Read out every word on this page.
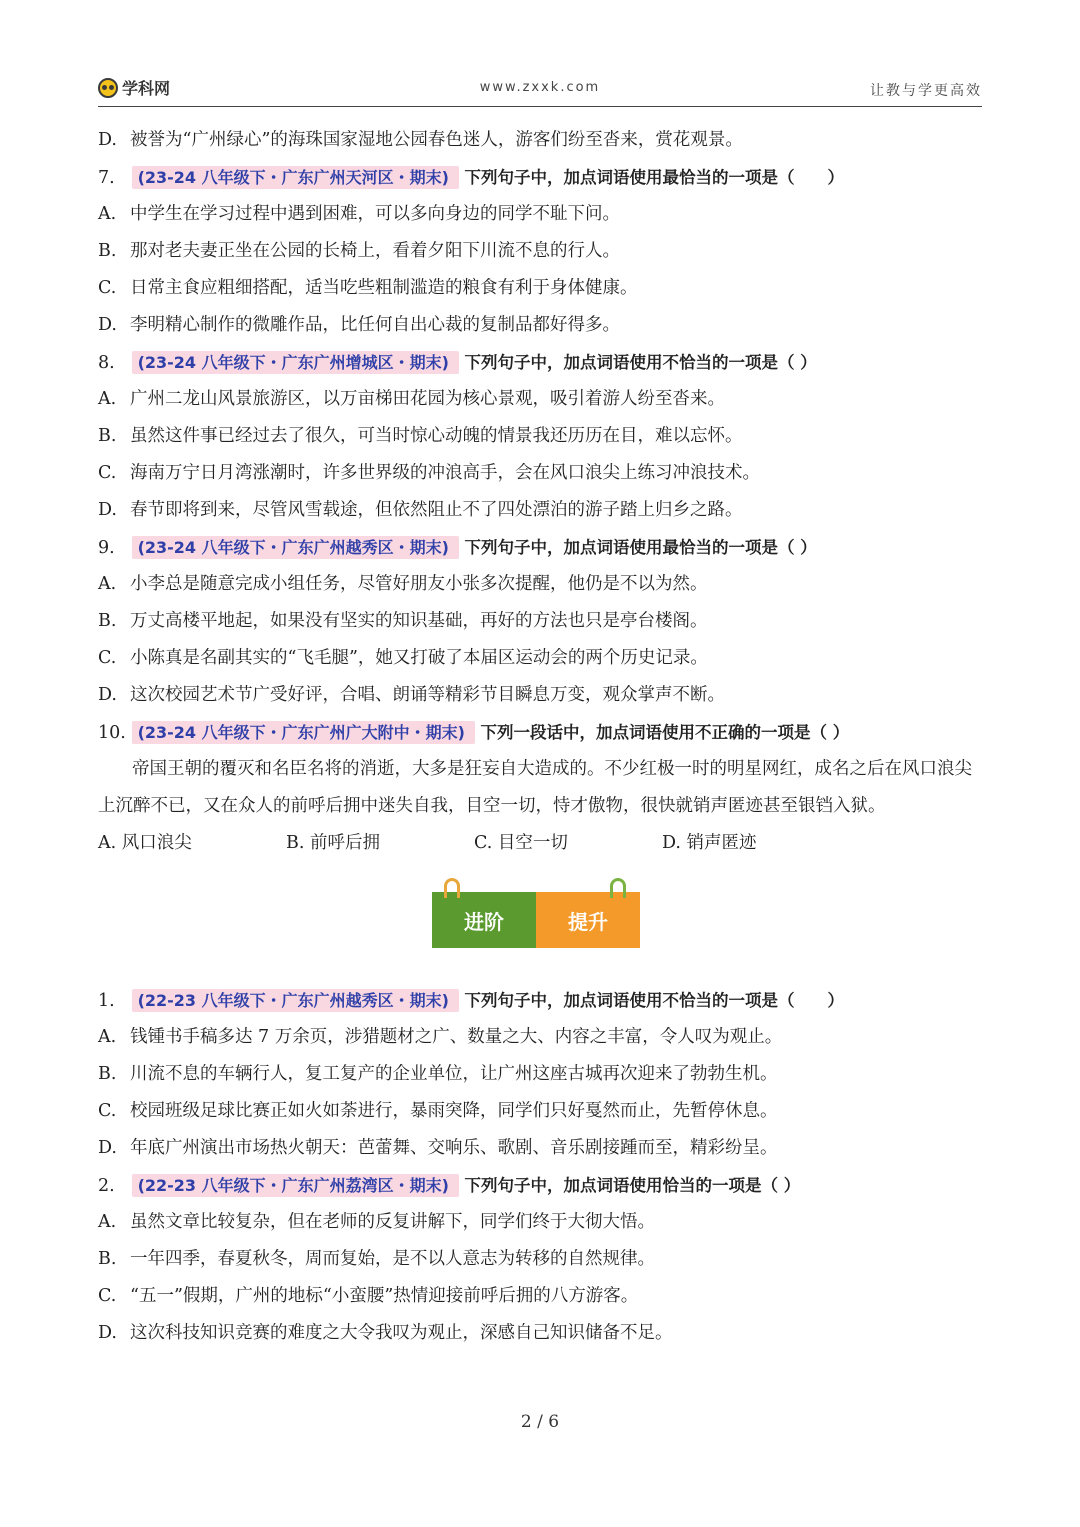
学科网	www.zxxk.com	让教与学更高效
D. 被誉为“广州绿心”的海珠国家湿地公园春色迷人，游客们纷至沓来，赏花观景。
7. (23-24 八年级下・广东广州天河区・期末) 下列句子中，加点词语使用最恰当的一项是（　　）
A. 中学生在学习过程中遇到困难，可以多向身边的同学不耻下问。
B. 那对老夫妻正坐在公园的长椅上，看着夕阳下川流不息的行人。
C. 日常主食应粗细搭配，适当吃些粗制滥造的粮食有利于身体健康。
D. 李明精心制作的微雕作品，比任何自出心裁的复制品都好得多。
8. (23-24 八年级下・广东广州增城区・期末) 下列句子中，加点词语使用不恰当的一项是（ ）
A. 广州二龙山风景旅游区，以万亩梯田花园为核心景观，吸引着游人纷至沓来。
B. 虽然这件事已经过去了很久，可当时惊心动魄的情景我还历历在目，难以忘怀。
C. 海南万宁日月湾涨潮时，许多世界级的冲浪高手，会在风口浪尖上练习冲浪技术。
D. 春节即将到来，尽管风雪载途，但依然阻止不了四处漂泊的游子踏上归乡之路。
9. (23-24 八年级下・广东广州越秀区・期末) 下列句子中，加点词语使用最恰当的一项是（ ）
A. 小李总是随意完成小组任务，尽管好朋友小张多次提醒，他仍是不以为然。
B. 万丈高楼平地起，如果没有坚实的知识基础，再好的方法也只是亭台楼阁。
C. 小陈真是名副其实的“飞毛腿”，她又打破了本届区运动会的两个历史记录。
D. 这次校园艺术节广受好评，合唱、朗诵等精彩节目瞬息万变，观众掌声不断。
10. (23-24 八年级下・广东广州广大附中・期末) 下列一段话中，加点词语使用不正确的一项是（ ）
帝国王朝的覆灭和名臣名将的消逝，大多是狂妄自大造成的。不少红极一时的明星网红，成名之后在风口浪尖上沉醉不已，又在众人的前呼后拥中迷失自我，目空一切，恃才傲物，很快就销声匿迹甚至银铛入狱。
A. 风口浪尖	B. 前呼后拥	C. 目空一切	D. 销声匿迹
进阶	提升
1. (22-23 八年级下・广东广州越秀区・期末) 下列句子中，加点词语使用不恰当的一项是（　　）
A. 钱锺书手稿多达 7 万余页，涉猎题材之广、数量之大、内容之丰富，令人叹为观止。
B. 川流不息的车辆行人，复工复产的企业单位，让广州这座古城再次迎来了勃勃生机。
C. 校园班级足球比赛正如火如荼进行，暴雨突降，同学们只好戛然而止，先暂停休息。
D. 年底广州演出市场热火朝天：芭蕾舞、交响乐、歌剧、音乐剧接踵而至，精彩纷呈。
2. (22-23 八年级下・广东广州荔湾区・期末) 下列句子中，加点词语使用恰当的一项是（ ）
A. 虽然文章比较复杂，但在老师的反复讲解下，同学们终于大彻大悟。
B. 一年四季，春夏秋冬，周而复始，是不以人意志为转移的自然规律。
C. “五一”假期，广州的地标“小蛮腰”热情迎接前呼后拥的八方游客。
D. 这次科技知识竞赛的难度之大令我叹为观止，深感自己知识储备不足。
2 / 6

──────

Problem to solve:
In the entries above, identify every line with the string "目空一切".

Task response:
帝国王朝的覆灭和名臣名将的消逝，大多是狂妄自大造成的。不少红极一时的明星网红，成名之后在风口浪尖上沉醉不已，又在众人的前呼后拥中迷失自我，目空一切，恃才傲物，很快就销声匿迹甚至银铛入狱。
A. 风口浪尖	B. 前呼后拥	C. 目空一切	D. 销声匿迹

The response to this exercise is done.